Task objective: Without the pictures, return all of the material exactly as written.

— START OF Records for the exercise —

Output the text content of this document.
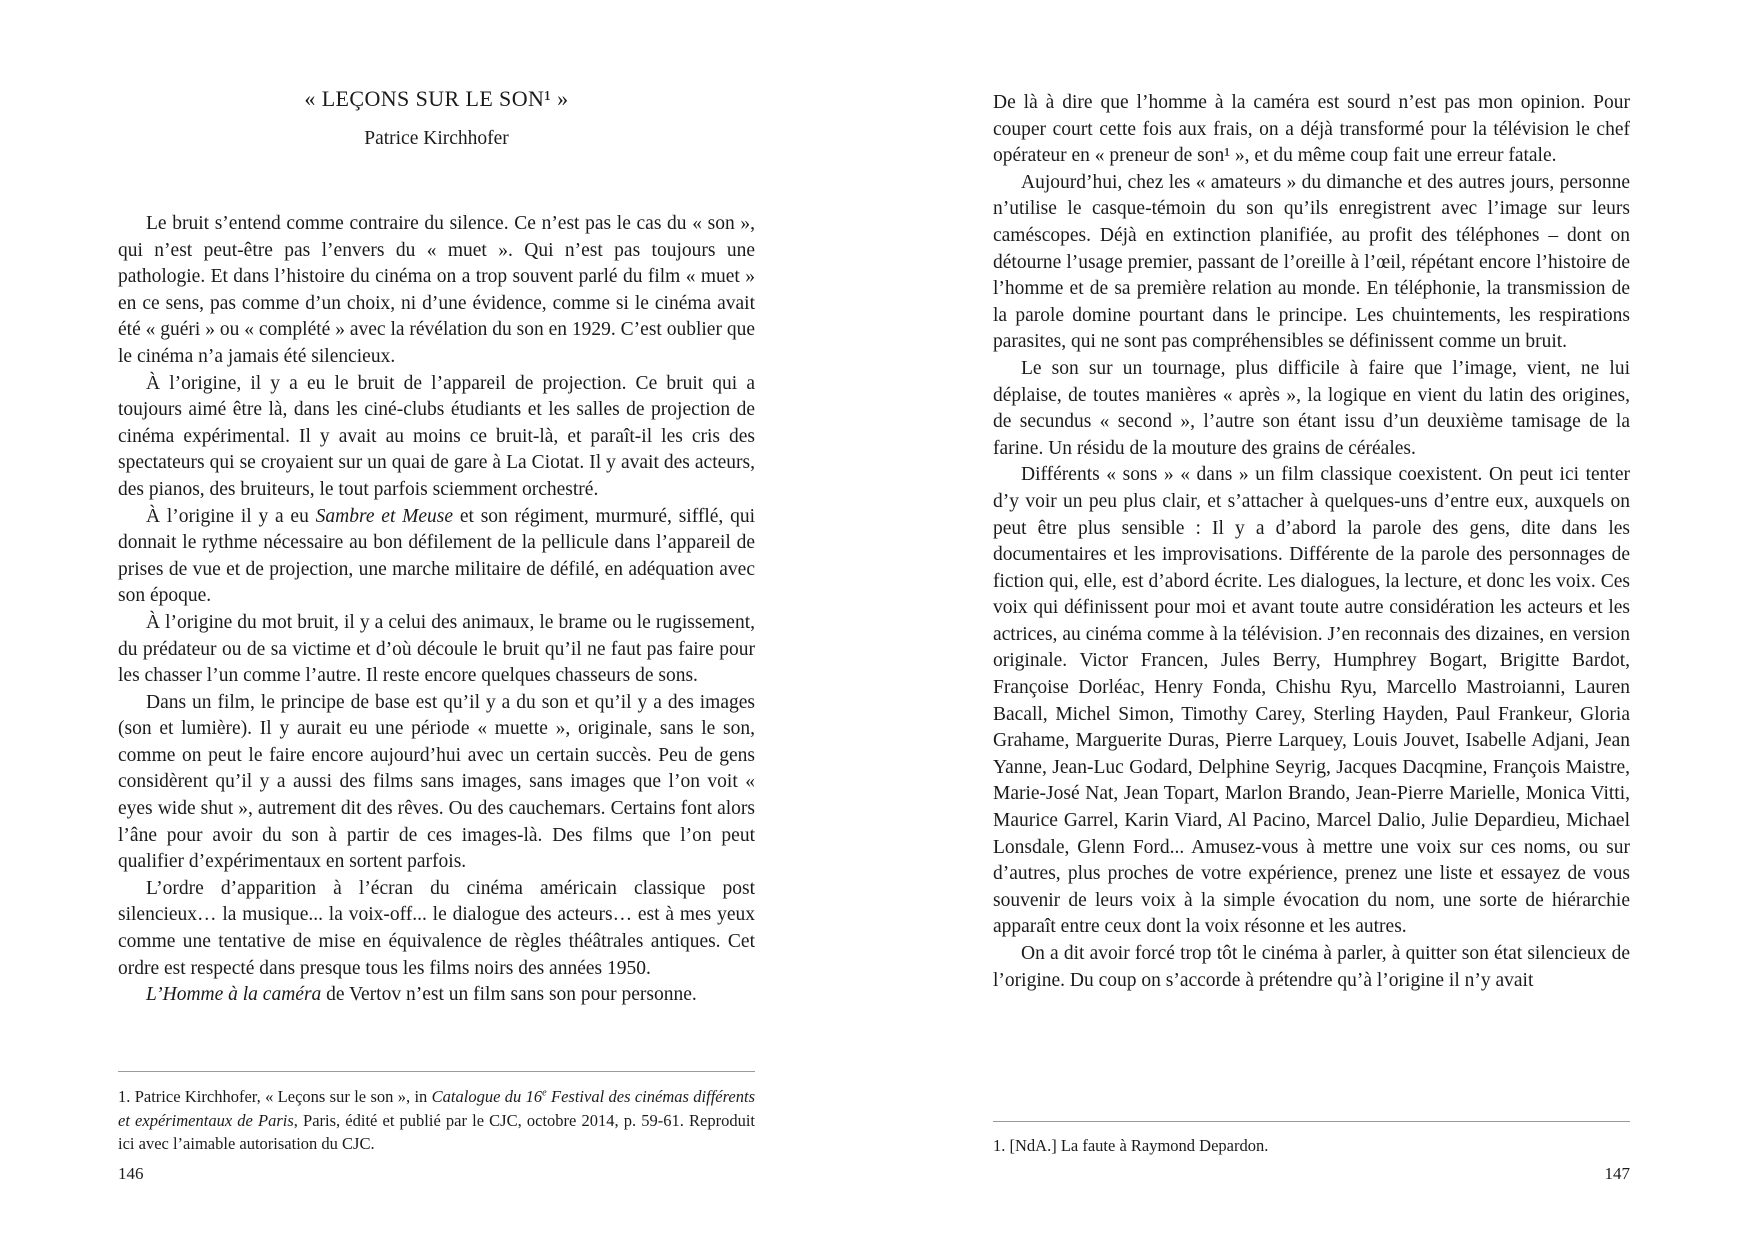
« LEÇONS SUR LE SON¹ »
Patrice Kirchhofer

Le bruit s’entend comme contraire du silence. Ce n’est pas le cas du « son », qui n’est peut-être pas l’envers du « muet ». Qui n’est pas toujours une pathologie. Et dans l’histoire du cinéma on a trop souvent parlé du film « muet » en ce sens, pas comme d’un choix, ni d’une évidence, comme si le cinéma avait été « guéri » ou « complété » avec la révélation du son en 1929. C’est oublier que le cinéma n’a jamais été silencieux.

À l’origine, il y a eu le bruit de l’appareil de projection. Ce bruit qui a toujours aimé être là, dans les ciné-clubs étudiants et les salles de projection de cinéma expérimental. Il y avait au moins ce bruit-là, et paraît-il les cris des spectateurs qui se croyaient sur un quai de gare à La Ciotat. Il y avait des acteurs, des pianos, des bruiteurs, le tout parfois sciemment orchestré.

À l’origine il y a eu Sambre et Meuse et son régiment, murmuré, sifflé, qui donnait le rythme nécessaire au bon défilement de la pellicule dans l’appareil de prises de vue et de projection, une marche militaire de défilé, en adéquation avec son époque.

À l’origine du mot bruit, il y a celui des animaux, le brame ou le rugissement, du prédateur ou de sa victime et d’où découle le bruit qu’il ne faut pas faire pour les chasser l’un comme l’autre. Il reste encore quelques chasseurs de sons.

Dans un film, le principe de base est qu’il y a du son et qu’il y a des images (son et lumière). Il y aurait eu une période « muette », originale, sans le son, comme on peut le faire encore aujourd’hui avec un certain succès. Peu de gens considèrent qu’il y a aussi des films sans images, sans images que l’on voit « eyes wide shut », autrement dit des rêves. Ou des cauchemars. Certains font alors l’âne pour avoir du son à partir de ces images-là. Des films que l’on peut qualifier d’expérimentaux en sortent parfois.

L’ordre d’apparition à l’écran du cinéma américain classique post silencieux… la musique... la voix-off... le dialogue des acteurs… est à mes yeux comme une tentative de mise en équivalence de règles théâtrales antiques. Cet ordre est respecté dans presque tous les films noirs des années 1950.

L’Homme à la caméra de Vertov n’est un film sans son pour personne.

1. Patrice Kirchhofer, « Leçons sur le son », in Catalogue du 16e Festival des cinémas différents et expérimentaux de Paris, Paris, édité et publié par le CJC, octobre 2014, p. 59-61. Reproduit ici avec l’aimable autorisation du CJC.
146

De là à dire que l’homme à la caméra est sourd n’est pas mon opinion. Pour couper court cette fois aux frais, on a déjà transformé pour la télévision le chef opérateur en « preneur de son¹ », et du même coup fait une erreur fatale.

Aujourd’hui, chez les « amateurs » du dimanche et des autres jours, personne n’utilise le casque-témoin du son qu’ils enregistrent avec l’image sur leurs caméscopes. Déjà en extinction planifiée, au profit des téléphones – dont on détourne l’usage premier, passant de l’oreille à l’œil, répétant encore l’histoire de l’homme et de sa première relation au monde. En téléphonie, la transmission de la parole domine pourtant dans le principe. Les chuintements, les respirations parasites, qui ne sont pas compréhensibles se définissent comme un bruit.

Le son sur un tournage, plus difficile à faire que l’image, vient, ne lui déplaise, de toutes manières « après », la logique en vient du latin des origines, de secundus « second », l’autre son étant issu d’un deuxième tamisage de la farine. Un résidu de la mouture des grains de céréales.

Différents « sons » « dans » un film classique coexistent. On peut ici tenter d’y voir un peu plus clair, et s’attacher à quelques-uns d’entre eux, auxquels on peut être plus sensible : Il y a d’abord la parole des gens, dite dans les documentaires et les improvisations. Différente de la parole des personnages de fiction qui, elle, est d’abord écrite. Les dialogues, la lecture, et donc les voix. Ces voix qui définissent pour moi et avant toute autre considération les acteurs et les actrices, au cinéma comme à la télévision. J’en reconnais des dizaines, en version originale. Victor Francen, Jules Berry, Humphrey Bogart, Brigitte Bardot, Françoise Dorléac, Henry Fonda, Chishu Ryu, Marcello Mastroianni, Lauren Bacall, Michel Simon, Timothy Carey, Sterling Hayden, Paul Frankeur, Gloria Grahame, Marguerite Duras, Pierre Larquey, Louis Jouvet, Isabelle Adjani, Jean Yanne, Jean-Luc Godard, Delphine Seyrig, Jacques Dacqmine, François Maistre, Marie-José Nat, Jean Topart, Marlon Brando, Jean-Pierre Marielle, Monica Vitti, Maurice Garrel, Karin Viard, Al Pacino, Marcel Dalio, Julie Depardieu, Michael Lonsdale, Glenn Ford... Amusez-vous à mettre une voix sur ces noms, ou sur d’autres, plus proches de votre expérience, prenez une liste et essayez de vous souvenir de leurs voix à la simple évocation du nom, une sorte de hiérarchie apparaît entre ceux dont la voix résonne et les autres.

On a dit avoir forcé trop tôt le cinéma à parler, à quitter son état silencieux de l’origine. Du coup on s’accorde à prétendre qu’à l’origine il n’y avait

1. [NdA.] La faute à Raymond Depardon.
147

— END OF Records for the exercise —

In response:
Output the text content of this document.
« LEÇONS SUR LE SON¹ »
Patrice Kirchhofer

Le bruit s’entend comme contraire du silence. Ce n’est pas le cas du « son », qui n’est peut-être pas l’envers du « muet ». Qui n’est pas toujours une pathologie. Et dans l’histoire du cinéma on a trop souvent parlé du film « muet » en ce sens, pas comme d’un choix, ni d’une évidence, comme si le cinéma avait été « guéri » ou « complété » avec la révélation du son en 1929. C’est oublier que le cinéma n’a jamais été silencieux.

À l’origine, il y a eu le bruit de l’appareil de projection. Ce bruit qui a toujours aimé être là, dans les ciné-clubs étudiants et les salles de projection de cinéma expérimental. Il y avait au moins ce bruit-là, et paraît-il les cris des spectateurs qui se croyaient sur un quai de gare à La Ciotat. Il y avait des acteurs, des pianos, des bruiteurs, le tout parfois sciemment orchestré.

À l’origine il y a eu Sambre et Meuse et son régiment, murmuré, sifflé, qui donnait le rythme nécessaire au bon défilement de la pellicule dans l’appareil de prises de vue et de projection, une marche militaire de défilé, en adéquation avec son époque.

À l’origine du mot bruit, il y a celui des animaux, le brame ou le rugissement, du prédateur ou de sa victime et d’où découle le bruit qu’il ne faut pas faire pour les chasser l’un comme l’autre. Il reste encore quelques chasseurs de sons.

Dans un film, le principe de base est qu’il y a du son et qu’il y a des images (son et lumière). Il y aurait eu une période « muette », originale, sans le son, comme on peut le faire encore aujourd’hui avec un certain succès. Peu de gens considèrent qu’il y a aussi des films sans images, sans images que l’on voit « eyes wide shut », autrement dit des rêves. Ou des cauchemars. Certains font alors l’âne pour avoir du son à partir de ces images-là. Des films que l’on peut qualifier d’expérimentaux en sortent parfois.

L’ordre d’apparition à l’écran du cinéma américain classique post silencieux… la musique... la voix-off... le dialogue des acteurs… est à mes yeux comme une tentative de mise en équivalence de règles théâtrales antiques. Cet ordre est respecté dans presque tous les films noirs des années 1950.

L’Homme à la caméra de Vertov n’est un film sans son pour personne.

1. Patrice Kirchhofer, « Leçons sur le son », in Catalogue du 16e Festival des cinémas différents et expérimentaux de Paris, Paris, édité et publié par le CJC, octobre 2014, p. 59-61. Reproduit ici avec l’aimable autorisation du CJC.
146

De là à dire que l’homme à la caméra est sourd n’est pas mon opinion. Pour couper court cette fois aux frais, on a déjà transformé pour la télévision le chef opérateur en « preneur de son¹ », et du même coup fait une erreur fatale.

Aujourd’hui, chez les « amateurs » du dimanche et des autres jours, personne n’utilise le casque-témoin du son qu’ils enregistrent avec l’image sur leurs caméscopes. Déjà en extinction planifiée, au profit des téléphones – dont on détourne l’usage premier, passant de l’oreille à l’œil, répétant encore l’histoire de l’homme et de sa première relation au monde. En téléphonie, la transmission de la parole domine pourtant dans le principe. Les chuintements, les respirations parasites, qui ne sont pas compréhensibles se définissent comme un bruit.

Le son sur un tournage, plus difficile à faire que l’image, vient, ne lui déplaise, de toutes manières « après », la logique en vient du latin des origines, de secundus « second », l’autre son étant issu d’un deuxième tamisage de la farine. Un résidu de la mouture des grains de céréales.

Différents « sons » « dans » un film classique coexistent. On peut ici tenter d’y voir un peu plus clair, et s’attacher à quelques-uns d’entre eux, auxquels on peut être plus sensible : Il y a d’abord la parole des gens, dite dans les documentaires et les improvisations. Différente de la parole des personnages de fiction qui, elle, est d’abord écrite. Les dialogues, la lecture, et donc les voix. Ces voix qui définissent pour moi et avant toute autre considération les acteurs et les actrices, au cinéma comme à la télévision. J’en reconnais des dizaines, en version originale. Victor Francen, Jules Berry, Humphrey Bogart, Brigitte Bardot, Françoise Dorléac, Henry Fonda, Chishu Ryu, Marcello Mastroianni, Lauren Bacall, Michel Simon, Timothy Carey, Sterling Hayden, Paul Frankeur, Gloria Grahame, Marguerite Duras, Pierre Larquey, Louis Jouvet, Isabelle Adjani, Jean Yanne, Jean-Luc Godard, Delphine Seyrig, Jacques Dacqmine, François Maistre, Marie-José Nat, Jean Topart, Marlon Brando, Jean-Pierre Marielle, Monica Vitti, Maurice Garrel, Karin Viard, Al Pacino, Marcel Dalio, Julie Depardieu, Michael Lonsdale, Glenn Ford... Amusez-vous à mettre une voix sur ces noms, ou sur d’autres, plus proches de votre expérience, prenez une liste et essayez de vous souvenir de leurs voix à la simple évocation du nom, une sorte de hiérarchie apparaît entre ceux dont la voix résonne et les autres.

On a dit avoir forcé trop tôt le cinéma à parler, à quitter son état silencieux de l’origine. Du coup on s’accorde à prétendre qu’à l’origine il n’y avait

1. [NdA.] La faute à Raymond Depardon.
147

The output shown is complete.